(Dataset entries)
____
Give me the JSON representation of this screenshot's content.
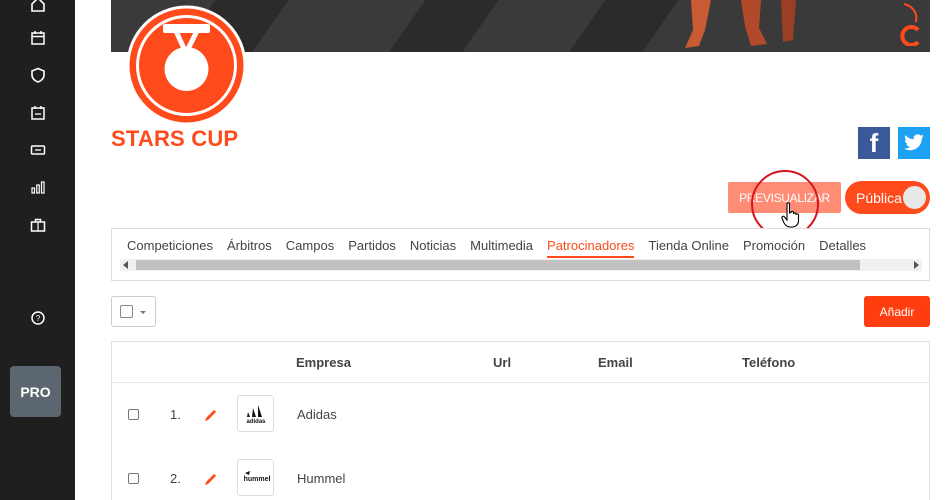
{
  "sidebar": {
    "icons": [
      "home-icon",
      "calendar-icon",
      "shield-icon",
      "calendar-event-icon",
      "ticket-icon",
      "bar-chart-icon",
      "briefcase-icon",
      "help-icon"
    ],
    "pro_label": "PRO"
  },
  "competition": {
    "title": "STARS CUP"
  },
  "social": {
    "facebook": "f",
    "twitter_icon": "twitter-icon"
  },
  "actions": {
    "preview_label": "PREVISUALIZAR",
    "visibility_label": "Pública",
    "add_label": "Añadir"
  },
  "tabs": [
    {
      "label": "Competiciones",
      "active": false
    },
    {
      "label": "Árbitros",
      "active": false
    },
    {
      "label": "Campos",
      "active": false
    },
    {
      "label": "Partidos",
      "active": false
    },
    {
      "label": "Noticias",
      "active": false
    },
    {
      "label": "Multimedia",
      "active": false
    },
    {
      "label": "Patrocinadores",
      "active": true
    },
    {
      "label": "Tienda Online",
      "active": false
    },
    {
      "label": "Promoción",
      "active": false
    },
    {
      "label": "Detalles",
      "active": false
    }
  ],
  "table": {
    "columns": [
      "Empresa",
      "Url",
      "Email",
      "Teléfono"
    ],
    "rows": [
      {
        "num": "1.",
        "company": "Adidas",
        "logo_text": "adidas"
      },
      {
        "num": "2.",
        "company": "Hummel",
        "logo_text": "hummel"
      }
    ]
  },
  "colors": {
    "accent": "#ff4a1c",
    "preview_button": "#ff8c75",
    "sidebar": "#1f1f1f"
  }
}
____
## Stated problem
Leave out the pictures and print every line of the data exactly.

## Result for this task
Give me the JSON representation of this screenshot's content.
{
  "sidebar": {
    "icons": [
      "home-icon",
      "calendar-icon",
      "shield-icon",
      "calendar-event-icon",
      "ticket-icon",
      "bar-chart-icon",
      "briefcase-icon",
      "help-icon"
    ],
    "pro_label": "PRO"
  },
  "competition": {
    "title": "STARS CUP"
  },
  "social": {
    "facebook": "f",
    "twitter_icon": "twitter-icon"
  },
  "actions": {
    "preview_label": "PREVISUALIZAR",
    "visibility_label": "Pública",
    "add_label": "Añadir"
  },
  "tabs": [
    {
      "label": "Competiciones",
      "active": false
    },
    {
      "label": "Árbitros",
      "active": false
    },
    {
      "label": "Campos",
      "active": false
    },
    {
      "label": "Partidos",
      "active": false
    },
    {
      "label": "Noticias",
      "active": false
    },
    {
      "label": "Multimedia",
      "active": false
    },
    {
      "label": "Patrocinadores",
      "active": true
    },
    {
      "label": "Tienda Online",
      "active": false
    },
    {
      "label": "Promoción",
      "active": false
    },
    {
      "label": "Detalles",
      "active": false
    }
  ],
  "table": {
    "columns": [
      "Empresa",
      "Url",
      "Email",
      "Teléfono"
    ],
    "rows": [
      {
        "num": "1.",
        "company": "Adidas",
        "logo_text": "adidas"
      },
      {
        "num": "2.",
        "company": "Hummel",
        "logo_text": "hummel"
      }
    ]
  },
  "colors": {
    "accent": "#ff4a1c",
    "preview_button": "#ff8c75",
    "sidebar": "#1f1f1f"
  }
}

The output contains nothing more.